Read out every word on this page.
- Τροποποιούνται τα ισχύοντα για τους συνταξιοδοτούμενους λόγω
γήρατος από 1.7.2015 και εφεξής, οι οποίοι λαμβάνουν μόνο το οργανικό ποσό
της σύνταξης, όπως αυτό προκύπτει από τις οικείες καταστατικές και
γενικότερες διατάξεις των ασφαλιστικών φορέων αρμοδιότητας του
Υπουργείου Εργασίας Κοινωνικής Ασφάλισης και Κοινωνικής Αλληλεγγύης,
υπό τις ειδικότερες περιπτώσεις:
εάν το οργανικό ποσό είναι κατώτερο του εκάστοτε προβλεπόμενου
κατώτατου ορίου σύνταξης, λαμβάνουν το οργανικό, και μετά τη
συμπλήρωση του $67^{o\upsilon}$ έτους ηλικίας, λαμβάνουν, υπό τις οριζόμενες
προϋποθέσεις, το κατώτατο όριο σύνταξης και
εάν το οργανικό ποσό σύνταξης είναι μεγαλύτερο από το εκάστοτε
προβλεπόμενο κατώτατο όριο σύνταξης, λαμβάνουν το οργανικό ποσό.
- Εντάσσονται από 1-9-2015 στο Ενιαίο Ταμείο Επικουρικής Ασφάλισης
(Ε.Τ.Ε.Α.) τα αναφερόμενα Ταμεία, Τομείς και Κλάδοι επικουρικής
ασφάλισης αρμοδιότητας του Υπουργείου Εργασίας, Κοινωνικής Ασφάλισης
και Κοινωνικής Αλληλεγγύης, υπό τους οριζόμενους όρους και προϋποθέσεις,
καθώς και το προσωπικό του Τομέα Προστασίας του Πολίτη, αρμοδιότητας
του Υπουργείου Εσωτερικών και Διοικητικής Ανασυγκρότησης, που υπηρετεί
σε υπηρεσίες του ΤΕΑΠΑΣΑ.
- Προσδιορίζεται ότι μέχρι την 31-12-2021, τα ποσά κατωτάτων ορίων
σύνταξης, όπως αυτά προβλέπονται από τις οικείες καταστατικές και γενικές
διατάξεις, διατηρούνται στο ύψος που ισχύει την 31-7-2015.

──────

▶ Directions for this task:
Return each line with "οικείες".

▶ Solved problem:
της σύνταξης, όπως αυτό προκύπτει από τις οικείες καταστατικές και
σύνταξης, όπως αυτά προβλέπονται από τις οικείες καταστατικές και γενικές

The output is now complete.